EXERCISE REQUIREMENTS: Where the data below has the string "label", return the whole line.

───── MATERIAL SUPPLIED

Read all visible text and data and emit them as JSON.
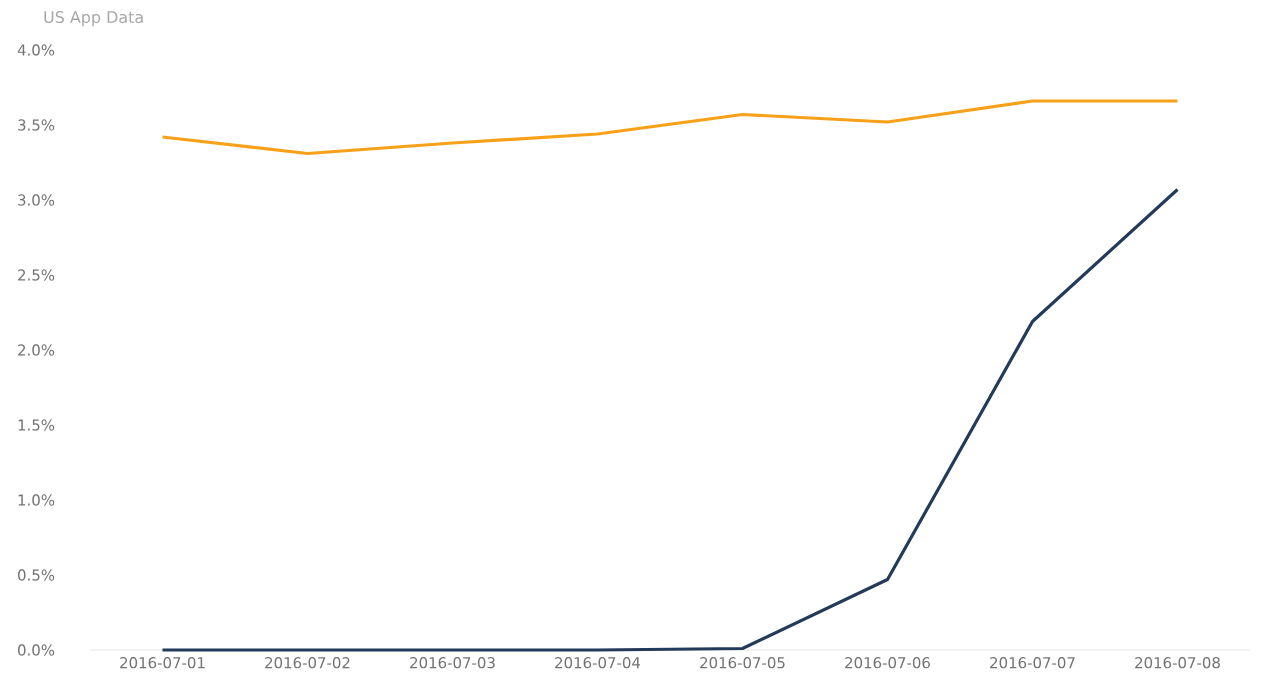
{
  "chart_data": {
    "type": "line",
    "subtitle": "US App Data",
    "categories": [
      "2016-07-01",
      "2016-07-02",
      "2016-07-03",
      "2016-07-04",
      "2016-07-05",
      "2016-07-06",
      "2016-07-07",
      "2016-07-08"
    ],
    "series": [
      {
        "color": "#f7a11a",
        "values": [
          3.42,
          3.31,
          3.38,
          3.44,
          3.57,
          3.52,
          3.66,
          3.66
        ]
      },
      {
        "color": "#233a5a",
        "values": [
          0,
          0,
          0,
          0,
          0.01,
          0.47,
          2.19,
          3.07
        ]
      }
    ],
    "ylim": [
      0,
      4
    ],
    "yticks": [
      {
        "value": 0,
        "label": "0.0%"
      },
      {
        "value": 0.5,
        "label": "0.5%"
      },
      {
        "value": 1,
        "label": "1.0%"
      },
      {
        "value": 1.5,
        "label": "1.5%"
      },
      {
        "value": 2,
        "label": "2.0%"
      },
      {
        "value": 2.5,
        "label": "2.5%"
      },
      {
        "value": 3,
        "label": "3.0%"
      },
      {
        "value": 3.5,
        "label": "3.5%"
      },
      {
        "value": 4,
        "label": "4.0%"
      }
    ],
    "grid": false,
    "marker": "none",
    "line_style": "solid"
  }
}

──────────

IN RESPONSE:
        "label": "0.0%"
        "label": "0.5%"
        "label": "1.0%"
        "label": "1.5%"
        "label": "2.0%"
        "label": "2.5%"
        "label": "3.0%"
        "label": "3.5%"
        "label": "4.0%"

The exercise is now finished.